--- WHAT YOU SHOULD DO ---
Copy out each line of the data that holds the word "document".

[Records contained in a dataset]
----------------------------------------

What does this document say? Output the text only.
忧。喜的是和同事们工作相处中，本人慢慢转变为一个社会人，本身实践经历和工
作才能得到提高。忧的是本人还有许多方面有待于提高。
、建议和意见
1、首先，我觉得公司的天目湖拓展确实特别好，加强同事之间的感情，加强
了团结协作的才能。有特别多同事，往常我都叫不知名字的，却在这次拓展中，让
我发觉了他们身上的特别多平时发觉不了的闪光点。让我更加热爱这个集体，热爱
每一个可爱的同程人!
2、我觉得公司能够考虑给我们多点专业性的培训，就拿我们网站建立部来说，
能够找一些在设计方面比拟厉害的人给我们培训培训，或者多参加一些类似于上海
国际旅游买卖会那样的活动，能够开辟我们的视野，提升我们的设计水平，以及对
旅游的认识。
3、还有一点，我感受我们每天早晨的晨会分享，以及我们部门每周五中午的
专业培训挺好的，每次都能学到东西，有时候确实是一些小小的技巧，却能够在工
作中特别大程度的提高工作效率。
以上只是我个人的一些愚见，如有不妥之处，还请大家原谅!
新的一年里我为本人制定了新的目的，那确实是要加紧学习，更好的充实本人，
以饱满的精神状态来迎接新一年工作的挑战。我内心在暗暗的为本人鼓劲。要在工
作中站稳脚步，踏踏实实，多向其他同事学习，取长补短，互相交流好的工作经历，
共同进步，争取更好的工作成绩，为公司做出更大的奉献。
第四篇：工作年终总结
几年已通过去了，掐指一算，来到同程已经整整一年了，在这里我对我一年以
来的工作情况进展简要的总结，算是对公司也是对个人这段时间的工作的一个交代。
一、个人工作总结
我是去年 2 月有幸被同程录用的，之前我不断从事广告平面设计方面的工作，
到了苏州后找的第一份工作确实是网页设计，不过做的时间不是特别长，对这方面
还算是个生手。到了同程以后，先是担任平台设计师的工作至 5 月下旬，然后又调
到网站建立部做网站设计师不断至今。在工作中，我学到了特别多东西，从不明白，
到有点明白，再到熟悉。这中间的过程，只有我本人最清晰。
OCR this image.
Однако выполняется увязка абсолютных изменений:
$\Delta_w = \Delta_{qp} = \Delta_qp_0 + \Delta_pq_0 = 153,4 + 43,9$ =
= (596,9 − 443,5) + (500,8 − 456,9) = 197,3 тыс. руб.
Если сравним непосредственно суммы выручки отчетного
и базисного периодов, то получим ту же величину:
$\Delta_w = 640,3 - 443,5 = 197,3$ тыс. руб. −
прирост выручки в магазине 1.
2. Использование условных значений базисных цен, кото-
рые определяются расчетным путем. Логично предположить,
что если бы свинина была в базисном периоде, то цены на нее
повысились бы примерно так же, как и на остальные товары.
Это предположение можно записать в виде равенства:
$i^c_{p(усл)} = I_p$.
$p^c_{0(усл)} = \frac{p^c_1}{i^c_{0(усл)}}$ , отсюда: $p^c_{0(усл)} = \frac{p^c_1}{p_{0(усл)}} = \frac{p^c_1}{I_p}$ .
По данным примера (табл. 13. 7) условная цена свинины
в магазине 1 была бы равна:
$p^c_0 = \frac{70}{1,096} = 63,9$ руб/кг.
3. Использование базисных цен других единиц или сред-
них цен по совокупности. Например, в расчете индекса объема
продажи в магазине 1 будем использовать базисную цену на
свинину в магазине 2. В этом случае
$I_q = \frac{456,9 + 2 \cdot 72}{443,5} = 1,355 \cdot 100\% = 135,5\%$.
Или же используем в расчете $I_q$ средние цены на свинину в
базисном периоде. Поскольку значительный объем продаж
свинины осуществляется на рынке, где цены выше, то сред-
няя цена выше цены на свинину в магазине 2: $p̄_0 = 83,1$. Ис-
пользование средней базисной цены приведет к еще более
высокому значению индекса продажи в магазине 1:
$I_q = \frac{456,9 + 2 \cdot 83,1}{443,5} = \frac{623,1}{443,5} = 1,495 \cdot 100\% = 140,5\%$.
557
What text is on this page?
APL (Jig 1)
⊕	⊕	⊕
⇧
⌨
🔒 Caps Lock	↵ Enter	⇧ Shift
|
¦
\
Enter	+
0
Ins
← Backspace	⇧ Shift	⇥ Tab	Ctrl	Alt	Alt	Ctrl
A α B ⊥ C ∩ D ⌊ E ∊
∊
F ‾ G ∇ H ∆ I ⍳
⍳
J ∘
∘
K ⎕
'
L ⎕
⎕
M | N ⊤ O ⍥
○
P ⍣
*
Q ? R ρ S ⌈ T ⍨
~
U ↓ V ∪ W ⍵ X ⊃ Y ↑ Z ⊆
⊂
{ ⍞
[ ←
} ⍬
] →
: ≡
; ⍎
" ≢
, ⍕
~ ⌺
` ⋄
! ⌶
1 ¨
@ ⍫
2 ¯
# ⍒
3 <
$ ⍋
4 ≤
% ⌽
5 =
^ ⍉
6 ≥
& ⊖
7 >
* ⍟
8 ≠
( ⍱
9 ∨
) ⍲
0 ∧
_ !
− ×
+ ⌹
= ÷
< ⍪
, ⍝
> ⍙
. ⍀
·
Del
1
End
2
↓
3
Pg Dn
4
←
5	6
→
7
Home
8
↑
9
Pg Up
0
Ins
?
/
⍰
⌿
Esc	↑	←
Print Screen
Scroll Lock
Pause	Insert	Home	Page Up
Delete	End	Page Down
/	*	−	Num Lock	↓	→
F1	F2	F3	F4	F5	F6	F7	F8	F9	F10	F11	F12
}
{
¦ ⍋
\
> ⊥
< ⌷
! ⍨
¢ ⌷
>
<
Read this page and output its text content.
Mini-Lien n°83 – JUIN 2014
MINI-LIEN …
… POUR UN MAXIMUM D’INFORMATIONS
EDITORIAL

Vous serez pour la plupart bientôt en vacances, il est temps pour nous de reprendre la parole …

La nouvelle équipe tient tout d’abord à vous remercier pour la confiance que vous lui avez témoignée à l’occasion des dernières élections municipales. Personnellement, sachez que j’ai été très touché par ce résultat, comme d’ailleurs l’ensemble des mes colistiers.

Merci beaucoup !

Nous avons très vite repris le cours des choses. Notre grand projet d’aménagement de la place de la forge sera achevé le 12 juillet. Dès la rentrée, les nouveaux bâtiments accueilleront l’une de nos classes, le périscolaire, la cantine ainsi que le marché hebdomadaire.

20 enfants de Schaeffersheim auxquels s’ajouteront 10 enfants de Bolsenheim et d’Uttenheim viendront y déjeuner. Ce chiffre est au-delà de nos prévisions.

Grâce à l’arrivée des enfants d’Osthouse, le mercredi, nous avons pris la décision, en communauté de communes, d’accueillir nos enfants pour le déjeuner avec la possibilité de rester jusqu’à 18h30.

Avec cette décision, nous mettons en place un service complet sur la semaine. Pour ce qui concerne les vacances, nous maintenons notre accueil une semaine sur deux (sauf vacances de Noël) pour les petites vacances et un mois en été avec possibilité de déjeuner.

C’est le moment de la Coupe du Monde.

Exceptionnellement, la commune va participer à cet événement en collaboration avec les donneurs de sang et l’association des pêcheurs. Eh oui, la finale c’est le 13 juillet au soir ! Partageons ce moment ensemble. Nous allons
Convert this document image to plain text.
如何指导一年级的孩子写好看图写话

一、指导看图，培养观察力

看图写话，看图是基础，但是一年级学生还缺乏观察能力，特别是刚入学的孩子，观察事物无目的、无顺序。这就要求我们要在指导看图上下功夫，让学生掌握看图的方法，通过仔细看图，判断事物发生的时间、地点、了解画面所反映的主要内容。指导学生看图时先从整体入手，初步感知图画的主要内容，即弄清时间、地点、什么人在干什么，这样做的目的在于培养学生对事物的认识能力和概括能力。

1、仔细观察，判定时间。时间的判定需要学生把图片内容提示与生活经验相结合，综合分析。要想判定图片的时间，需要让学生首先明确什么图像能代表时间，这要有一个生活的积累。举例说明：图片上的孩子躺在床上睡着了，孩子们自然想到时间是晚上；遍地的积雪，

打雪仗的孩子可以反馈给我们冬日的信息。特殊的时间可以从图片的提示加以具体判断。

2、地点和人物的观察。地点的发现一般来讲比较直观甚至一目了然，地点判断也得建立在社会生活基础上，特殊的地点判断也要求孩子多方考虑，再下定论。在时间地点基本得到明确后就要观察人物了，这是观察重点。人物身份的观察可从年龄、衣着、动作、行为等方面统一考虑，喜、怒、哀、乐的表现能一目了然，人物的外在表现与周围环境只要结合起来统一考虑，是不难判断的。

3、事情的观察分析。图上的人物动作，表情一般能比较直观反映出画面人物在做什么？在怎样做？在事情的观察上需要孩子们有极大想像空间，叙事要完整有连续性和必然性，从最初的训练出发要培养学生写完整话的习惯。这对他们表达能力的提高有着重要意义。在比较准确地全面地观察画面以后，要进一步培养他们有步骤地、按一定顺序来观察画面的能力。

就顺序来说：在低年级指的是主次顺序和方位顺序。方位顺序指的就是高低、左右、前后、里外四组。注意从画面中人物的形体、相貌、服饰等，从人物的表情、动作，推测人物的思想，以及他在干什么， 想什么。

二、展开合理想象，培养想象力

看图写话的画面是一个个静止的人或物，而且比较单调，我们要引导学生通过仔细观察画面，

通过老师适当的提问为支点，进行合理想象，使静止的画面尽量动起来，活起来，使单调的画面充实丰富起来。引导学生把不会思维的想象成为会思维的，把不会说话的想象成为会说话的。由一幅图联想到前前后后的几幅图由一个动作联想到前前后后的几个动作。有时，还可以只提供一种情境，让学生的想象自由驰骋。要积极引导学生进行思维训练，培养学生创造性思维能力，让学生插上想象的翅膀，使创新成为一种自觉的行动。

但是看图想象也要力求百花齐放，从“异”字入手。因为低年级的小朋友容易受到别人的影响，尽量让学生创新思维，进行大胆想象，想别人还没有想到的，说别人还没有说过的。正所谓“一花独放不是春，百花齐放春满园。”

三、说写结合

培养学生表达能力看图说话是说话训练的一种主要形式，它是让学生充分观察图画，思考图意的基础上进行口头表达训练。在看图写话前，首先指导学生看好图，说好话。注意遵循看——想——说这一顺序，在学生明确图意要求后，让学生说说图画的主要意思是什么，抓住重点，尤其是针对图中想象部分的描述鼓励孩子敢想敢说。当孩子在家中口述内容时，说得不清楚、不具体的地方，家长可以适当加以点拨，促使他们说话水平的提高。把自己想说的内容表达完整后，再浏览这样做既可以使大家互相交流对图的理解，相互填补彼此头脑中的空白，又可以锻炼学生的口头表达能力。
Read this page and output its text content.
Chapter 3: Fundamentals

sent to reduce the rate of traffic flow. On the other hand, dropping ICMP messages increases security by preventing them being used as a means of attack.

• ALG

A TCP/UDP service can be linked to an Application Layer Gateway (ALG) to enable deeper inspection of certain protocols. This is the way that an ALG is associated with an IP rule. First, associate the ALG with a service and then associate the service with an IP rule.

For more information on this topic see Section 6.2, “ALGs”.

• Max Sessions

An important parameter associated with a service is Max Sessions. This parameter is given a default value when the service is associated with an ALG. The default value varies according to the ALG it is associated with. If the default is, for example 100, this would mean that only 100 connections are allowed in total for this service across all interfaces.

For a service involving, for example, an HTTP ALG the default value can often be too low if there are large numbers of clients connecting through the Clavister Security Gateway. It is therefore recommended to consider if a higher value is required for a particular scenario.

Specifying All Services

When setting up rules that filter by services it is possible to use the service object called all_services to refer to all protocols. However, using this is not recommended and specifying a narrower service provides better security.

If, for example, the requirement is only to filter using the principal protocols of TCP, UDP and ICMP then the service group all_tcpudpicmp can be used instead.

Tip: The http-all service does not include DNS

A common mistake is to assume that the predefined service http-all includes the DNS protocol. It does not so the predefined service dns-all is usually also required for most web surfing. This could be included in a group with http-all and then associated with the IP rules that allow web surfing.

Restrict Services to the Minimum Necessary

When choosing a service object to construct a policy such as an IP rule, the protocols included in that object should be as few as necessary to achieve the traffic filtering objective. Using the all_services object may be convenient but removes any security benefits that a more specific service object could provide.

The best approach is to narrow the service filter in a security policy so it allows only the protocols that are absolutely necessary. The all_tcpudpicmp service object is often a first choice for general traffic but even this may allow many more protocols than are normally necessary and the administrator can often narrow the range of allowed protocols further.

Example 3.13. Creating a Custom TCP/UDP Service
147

----------------------------------------

--- TASK RESPONSE ---
What does this document say? Output the text only.
Convert this document image to plain text.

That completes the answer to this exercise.